SET PROBLEM: Return every record verbatim.

§ §

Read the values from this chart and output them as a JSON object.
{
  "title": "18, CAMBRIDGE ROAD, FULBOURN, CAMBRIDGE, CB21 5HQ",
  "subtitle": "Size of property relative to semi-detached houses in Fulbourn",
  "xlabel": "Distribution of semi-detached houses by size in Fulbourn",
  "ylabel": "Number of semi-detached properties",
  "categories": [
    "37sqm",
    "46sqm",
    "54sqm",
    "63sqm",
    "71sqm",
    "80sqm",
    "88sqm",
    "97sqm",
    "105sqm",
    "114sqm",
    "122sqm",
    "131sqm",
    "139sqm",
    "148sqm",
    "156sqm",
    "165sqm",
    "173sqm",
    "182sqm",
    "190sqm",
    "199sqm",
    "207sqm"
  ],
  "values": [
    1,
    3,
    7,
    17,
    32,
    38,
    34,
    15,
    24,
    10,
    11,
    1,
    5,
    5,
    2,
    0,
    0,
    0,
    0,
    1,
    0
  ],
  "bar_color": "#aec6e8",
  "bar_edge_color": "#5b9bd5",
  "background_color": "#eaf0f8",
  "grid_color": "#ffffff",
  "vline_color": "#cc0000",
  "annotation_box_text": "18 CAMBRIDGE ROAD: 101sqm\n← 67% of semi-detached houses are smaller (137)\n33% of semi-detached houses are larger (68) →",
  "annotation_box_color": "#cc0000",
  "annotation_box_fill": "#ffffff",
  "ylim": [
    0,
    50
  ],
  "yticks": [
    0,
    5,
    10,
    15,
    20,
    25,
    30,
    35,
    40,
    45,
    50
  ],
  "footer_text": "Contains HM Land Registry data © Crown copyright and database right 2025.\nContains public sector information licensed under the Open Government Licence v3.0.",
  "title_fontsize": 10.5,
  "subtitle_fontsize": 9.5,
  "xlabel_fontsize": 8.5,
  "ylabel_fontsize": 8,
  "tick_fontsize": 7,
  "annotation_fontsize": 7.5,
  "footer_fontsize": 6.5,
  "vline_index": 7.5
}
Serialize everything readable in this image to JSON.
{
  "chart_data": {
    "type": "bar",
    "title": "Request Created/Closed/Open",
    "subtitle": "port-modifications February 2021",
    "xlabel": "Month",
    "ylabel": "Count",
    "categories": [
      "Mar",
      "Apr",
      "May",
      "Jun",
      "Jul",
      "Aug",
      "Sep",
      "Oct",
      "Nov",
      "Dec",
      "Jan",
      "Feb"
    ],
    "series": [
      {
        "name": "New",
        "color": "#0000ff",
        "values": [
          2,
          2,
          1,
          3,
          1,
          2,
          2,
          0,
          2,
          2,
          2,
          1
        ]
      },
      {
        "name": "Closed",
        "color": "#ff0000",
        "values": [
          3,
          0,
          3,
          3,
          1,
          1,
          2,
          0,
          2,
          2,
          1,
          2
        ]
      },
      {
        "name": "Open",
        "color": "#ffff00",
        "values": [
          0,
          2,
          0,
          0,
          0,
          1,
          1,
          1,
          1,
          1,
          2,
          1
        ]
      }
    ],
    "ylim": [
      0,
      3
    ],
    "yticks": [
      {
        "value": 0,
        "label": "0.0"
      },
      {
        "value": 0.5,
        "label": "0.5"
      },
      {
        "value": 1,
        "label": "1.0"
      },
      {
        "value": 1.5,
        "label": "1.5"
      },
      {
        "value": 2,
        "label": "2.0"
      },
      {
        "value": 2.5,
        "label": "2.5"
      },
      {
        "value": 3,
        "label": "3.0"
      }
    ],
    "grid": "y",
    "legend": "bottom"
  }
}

§ §

THE REPLY:
Read the values from this chart and output them as a JSON object.
{
  "title": "18, CAMBRIDGE ROAD, FULBOURN, CAMBRIDGE, CB21 5HQ",
  "subtitle": "Size of property relative to semi-detached houses in Fulbourn",
  "xlabel": "Distribution of semi-detached houses by size in Fulbourn",
  "ylabel": "Number of semi-detached properties",
  "categories": [
    "37sqm",
    "46sqm",
    "54sqm",
    "63sqm",
    "71sqm",
    "80sqm",
    "88sqm",
    "97sqm",
    "105sqm",
    "114sqm",
    "122sqm",
    "131sqm",
    "139sqm",
    "148sqm",
    "156sqm",
    "165sqm",
    "173sqm",
    "182sqm",
    "190sqm",
    "199sqm",
    "207sqm"
  ],
  "values": [
    1,
    3,
    7,
    17,
    32,
    38,
    34,
    15,
    24,
    10,
    11,
    1,
    5,
    5,
    2,
    0,
    0,
    0,
    0,
    1,
    0
  ],
  "bar_color": "#aec6e8",
  "bar_edge_color": "#5b9bd5",
  "background_color": "#eaf0f8",
  "grid_color": "#ffffff",
  "vline_color": "#cc0000",
  "annotation_box_text": "18 CAMBRIDGE ROAD: 101sqm\n← 67% of semi-detached houses are smaller (137)\n33% of semi-detached houses are larger (68) →",
  "annotation_box_color": "#cc0000",
  "annotation_box_fill": "#ffffff",
  "ylim": [
    0,
    50
  ],
  "yticks": [
    0,
    5,
    10,
    15,
    20,
    25,
    30,
    35,
    40,
    45,
    50
  ],
  "footer_text": "Contains HM Land Registry data © Crown copyright and database right 2025.\nContains public sector information licensed under the Open Government Licence v3.0.",
  "title_fontsize": 10.5,
  "subtitle_fontsize": 9.5,
  "xlabel_fontsize": 8.5,
  "ylabel_fontsize": 8,
  "tick_fontsize": 7,
  "annotation_fontsize": 7.5,
  "footer_fontsize": 6.5,
  "vline_index": 7.5
}
Serialize everything readable in this image to JSON.
{
  "chart_data": {
    "type": "bar",
    "title": "Request Created/Closed/Open",
    "subtitle": "port-modifications February 2021",
    "xlabel": "Month",
    "ylabel": "Count",
    "categories": [
      "Mar",
      "Apr",
      "May",
      "Jun",
      "Jul",
      "Aug",
      "Sep",
      "Oct",
      "Nov",
      "Dec",
      "Jan",
      "Feb"
    ],
    "series": [
      {
        "name": "New",
        "color": "#0000ff",
        "values": [
          2,
          2,
          1,
          3,
          1,
          2,
          2,
          0,
          2,
          2,
          2,
          1
        ]
      },
      {
        "name": "Closed",
        "color": "#ff0000",
        "values": [
          3,
          0,
          3,
          3,
          1,
          1,
          2,
          0,
          2,
          2,
          1,
          2
        ]
      },
      {
        "name": "Open",
        "color": "#ffff00",
        "values": [
          0,
          2,
          0,
          0,
          0,
          1,
          1,
          1,
          1,
          1,
          2,
          1
        ]
      }
    ],
    "ylim": [
      0,
      3
    ],
    "yticks": [
      {
        "value": 0,
        "label": "0.0"
      },
      {
        "value": 0.5,
        "label": "0.5"
      },
      {
        "value": 1,
        "label": "1.0"
      },
      {
        "value": 1.5,
        "label": "1.5"
      },
      {
        "value": 2,
        "label": "2.0"
      },
      {
        "value": 2.5,
        "label": "2.5"
      },
      {
        "value": 3,
        "label": "3.0"
      }
    ],
    "grid": "y",
    "legend": "bottom"
  }
}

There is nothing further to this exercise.